» Task objective:
Pick out each line of the records that includes the string "дорожном", and copy it.

» Data entries:
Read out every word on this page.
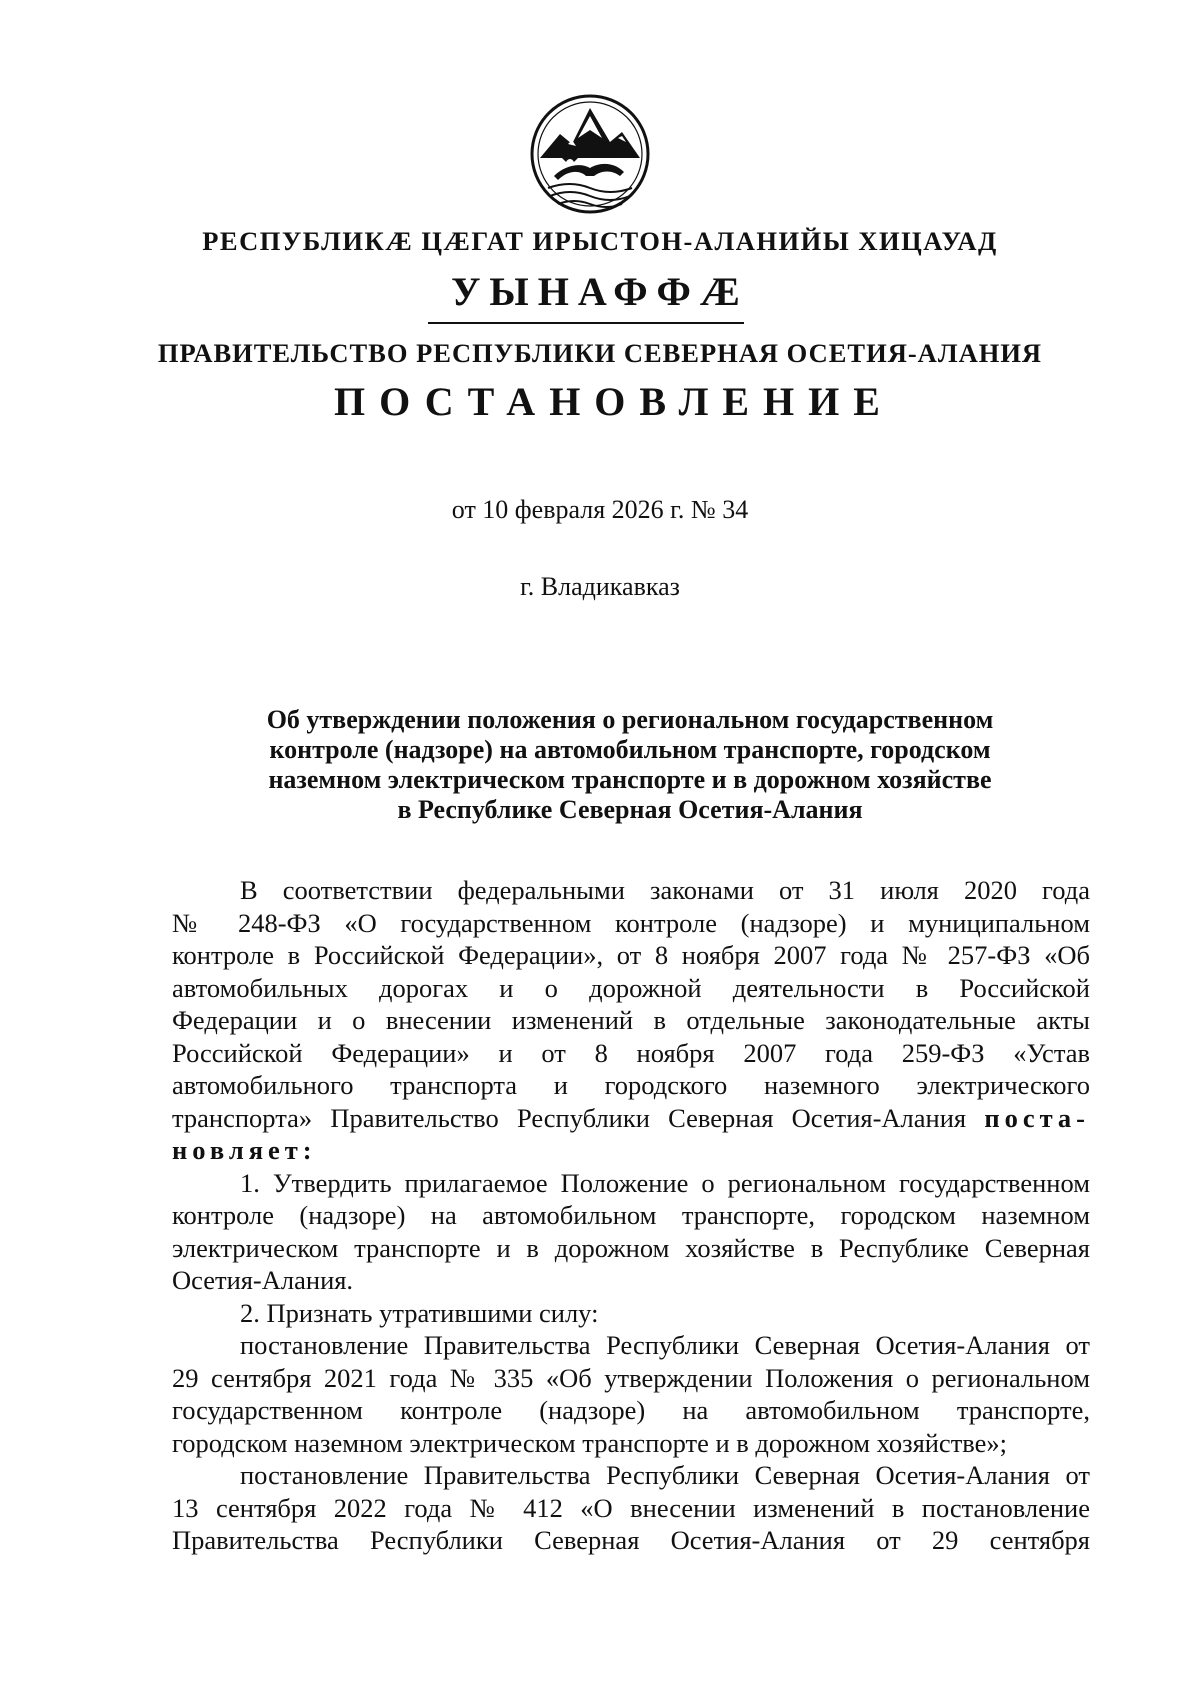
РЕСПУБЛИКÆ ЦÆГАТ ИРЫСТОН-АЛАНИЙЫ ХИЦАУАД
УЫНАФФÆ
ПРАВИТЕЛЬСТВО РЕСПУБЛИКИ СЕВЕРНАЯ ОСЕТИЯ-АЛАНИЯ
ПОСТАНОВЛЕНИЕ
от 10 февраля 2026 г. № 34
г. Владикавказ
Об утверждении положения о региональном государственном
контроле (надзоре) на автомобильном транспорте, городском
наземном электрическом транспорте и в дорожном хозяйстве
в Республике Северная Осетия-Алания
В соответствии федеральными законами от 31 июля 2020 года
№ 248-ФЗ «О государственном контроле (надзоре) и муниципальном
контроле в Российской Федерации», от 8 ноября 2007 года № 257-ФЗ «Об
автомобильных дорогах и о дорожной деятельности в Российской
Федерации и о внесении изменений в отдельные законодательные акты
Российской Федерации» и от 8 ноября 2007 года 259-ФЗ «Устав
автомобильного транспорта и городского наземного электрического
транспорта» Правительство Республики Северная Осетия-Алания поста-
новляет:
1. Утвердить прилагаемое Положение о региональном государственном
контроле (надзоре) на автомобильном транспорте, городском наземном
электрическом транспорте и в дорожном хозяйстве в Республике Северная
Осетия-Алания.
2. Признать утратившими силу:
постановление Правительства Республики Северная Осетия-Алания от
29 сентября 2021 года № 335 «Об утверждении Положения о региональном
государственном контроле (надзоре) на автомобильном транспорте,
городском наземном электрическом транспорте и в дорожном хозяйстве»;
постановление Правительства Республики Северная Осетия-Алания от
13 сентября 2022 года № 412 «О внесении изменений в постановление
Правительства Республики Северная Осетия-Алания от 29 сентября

--

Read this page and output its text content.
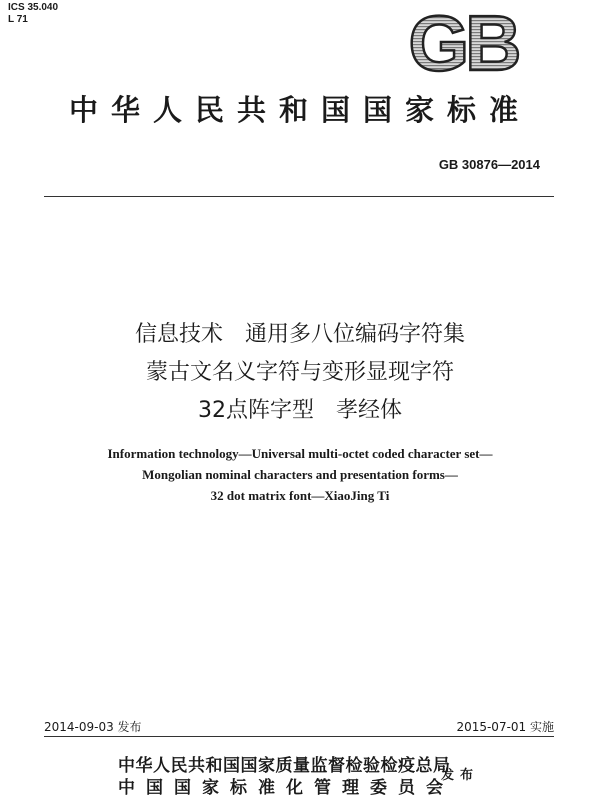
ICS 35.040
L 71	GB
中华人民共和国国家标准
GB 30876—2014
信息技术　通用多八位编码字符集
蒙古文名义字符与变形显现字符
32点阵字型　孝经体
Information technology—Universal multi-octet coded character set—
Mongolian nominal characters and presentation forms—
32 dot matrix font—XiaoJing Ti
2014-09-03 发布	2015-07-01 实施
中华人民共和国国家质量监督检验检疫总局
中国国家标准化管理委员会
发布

==

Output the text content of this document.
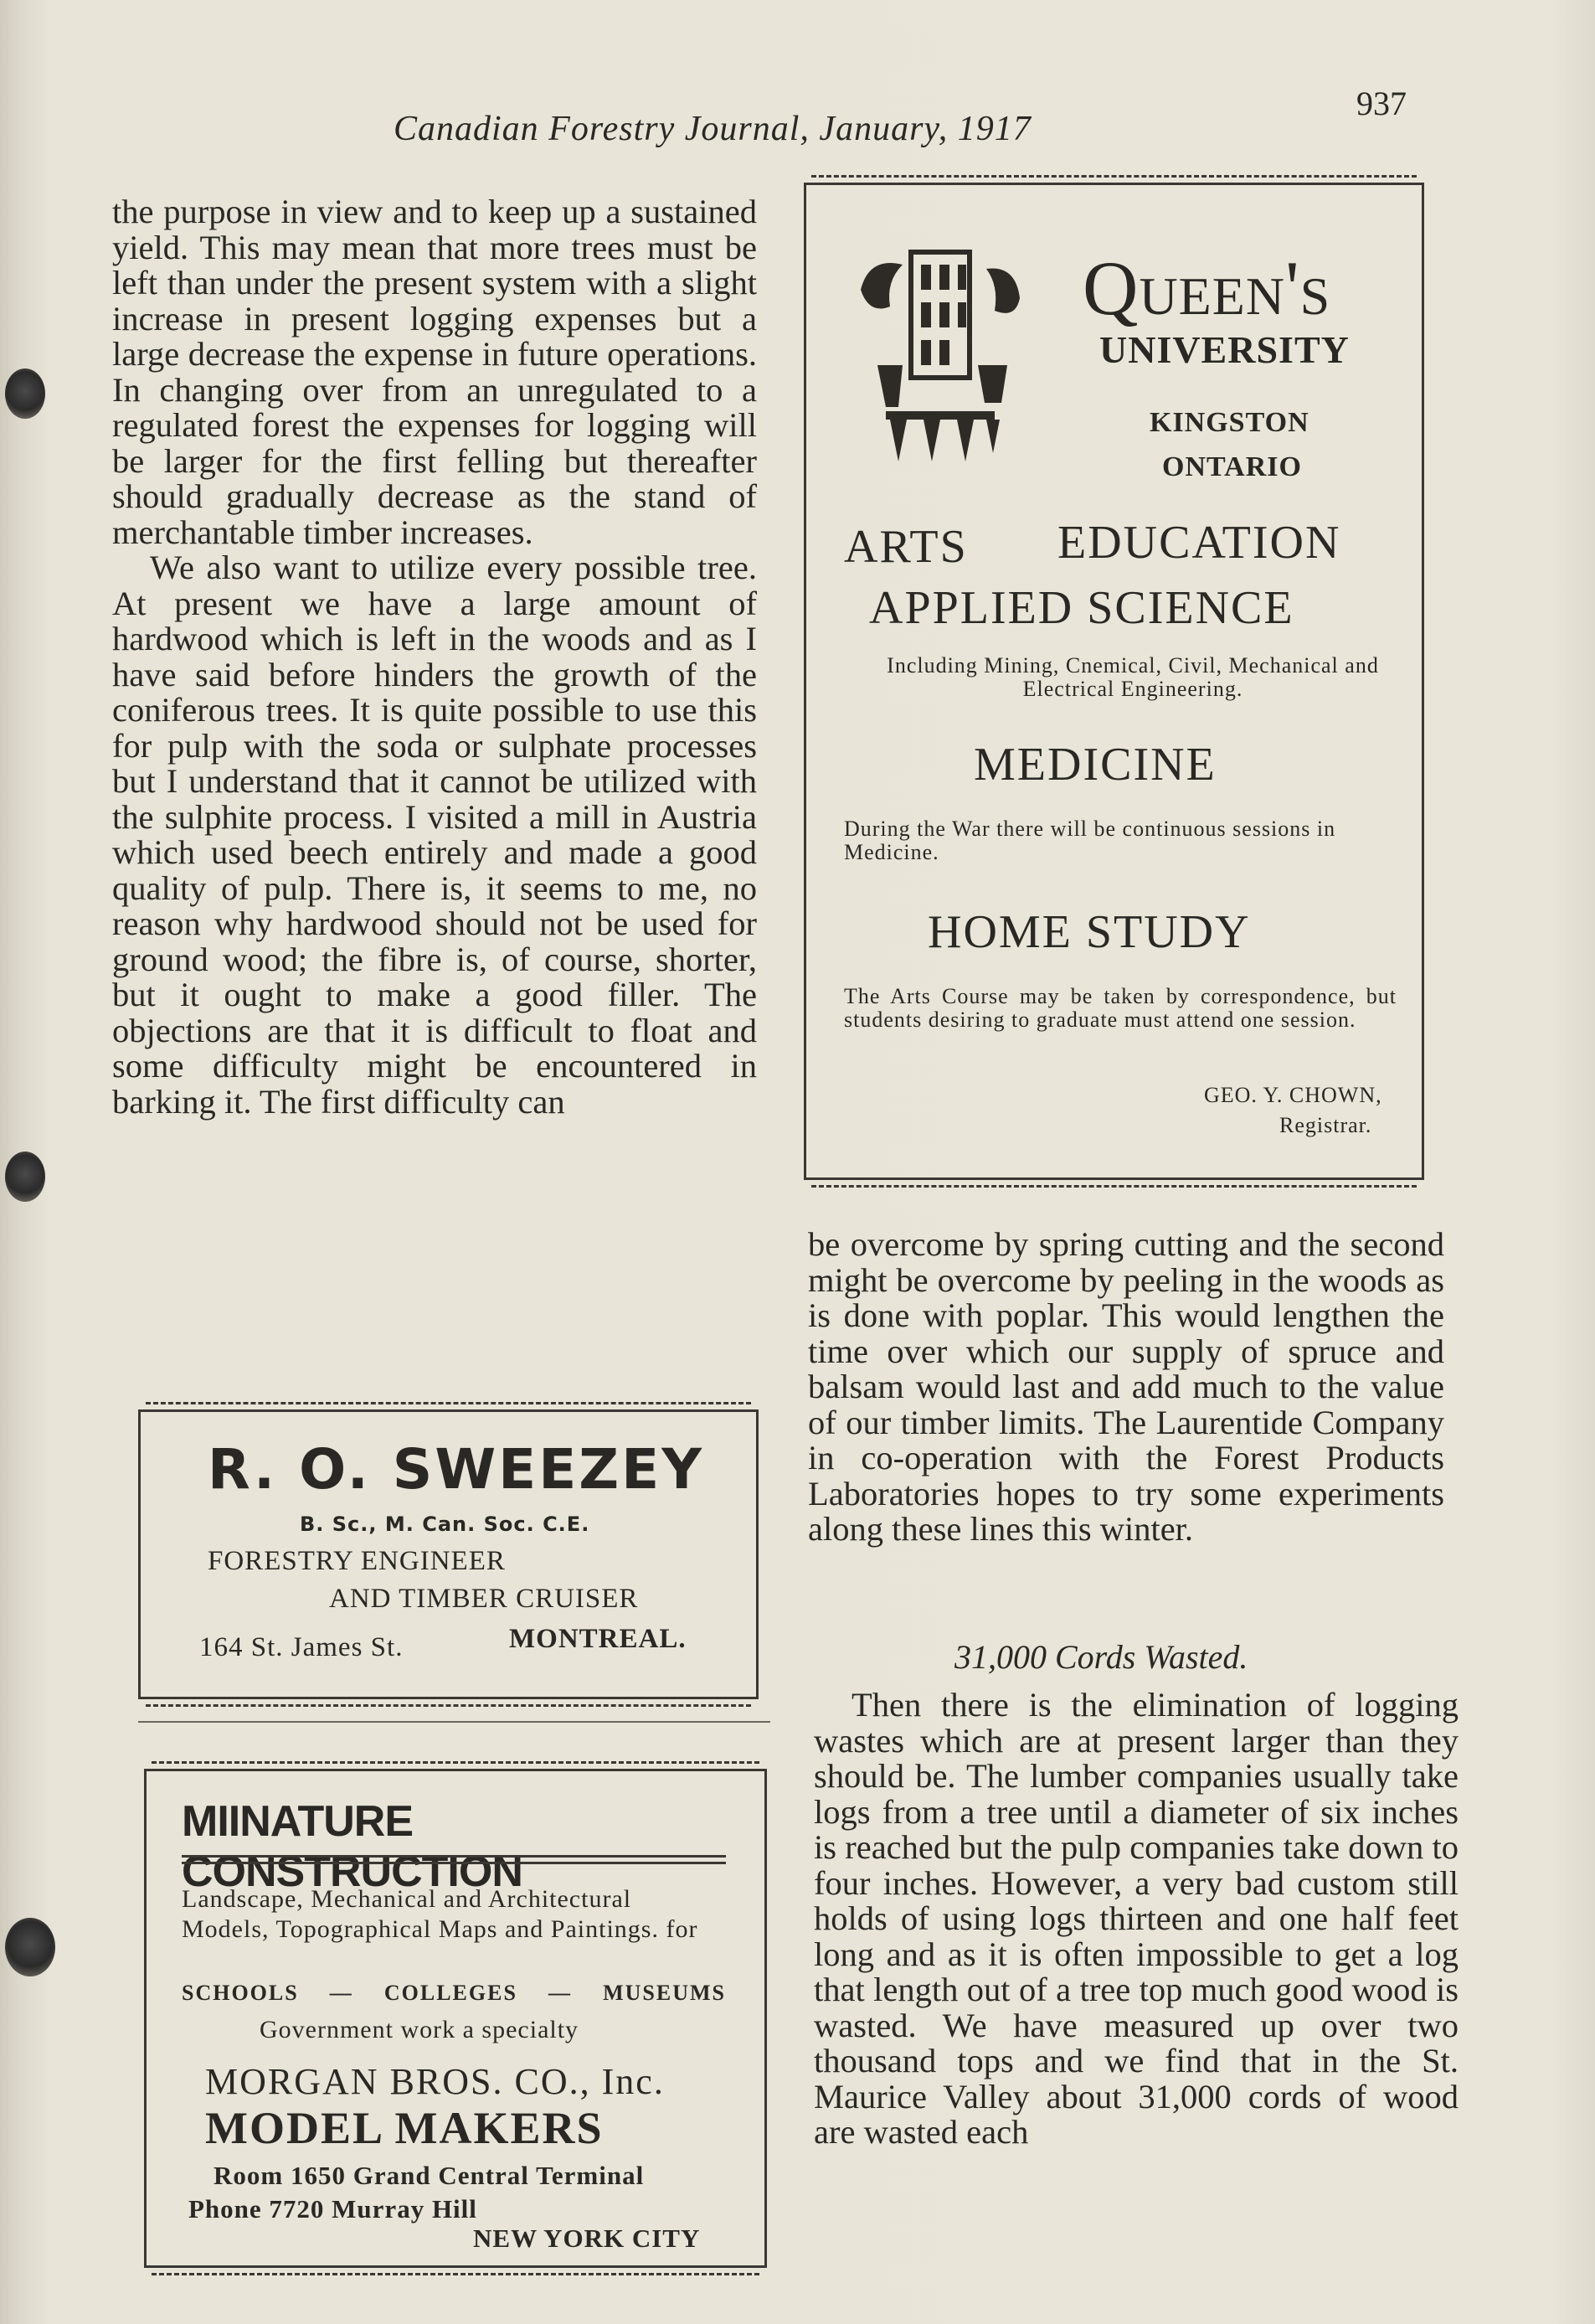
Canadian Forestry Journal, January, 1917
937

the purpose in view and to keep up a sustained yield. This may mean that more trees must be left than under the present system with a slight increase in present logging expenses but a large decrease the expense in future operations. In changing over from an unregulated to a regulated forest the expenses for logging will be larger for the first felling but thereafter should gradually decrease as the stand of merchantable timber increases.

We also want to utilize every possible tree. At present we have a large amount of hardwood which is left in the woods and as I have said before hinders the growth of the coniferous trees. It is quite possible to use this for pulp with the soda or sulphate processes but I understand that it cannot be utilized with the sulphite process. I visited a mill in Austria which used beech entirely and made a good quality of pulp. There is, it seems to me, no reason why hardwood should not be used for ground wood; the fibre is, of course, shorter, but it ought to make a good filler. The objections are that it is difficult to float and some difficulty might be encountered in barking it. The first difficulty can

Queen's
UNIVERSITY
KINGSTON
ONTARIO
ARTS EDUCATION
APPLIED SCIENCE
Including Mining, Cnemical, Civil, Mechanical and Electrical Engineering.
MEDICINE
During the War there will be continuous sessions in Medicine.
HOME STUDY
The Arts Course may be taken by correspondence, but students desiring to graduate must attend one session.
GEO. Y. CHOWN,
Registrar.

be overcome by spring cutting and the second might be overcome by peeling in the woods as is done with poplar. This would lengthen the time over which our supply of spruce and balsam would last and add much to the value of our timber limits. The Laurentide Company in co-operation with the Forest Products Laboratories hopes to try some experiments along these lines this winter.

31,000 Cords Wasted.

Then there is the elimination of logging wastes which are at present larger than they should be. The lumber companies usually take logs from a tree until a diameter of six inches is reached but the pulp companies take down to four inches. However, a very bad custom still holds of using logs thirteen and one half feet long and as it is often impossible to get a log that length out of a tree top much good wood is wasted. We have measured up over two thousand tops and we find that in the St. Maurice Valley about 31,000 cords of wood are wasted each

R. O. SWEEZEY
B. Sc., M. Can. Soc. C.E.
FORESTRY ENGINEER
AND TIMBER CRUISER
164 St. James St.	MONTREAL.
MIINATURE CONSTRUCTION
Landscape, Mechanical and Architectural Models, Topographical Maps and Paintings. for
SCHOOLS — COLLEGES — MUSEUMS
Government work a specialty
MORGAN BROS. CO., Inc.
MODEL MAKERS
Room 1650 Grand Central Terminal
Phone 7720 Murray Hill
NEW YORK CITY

» Solved exercise:
наземном электрическом транспорте и в дорожном хозяйстве
электрическом транспорте и в дорожном хозяйстве в Республике Северная
городском наземном электрическом транспорте и в дорожном хозяйстве»;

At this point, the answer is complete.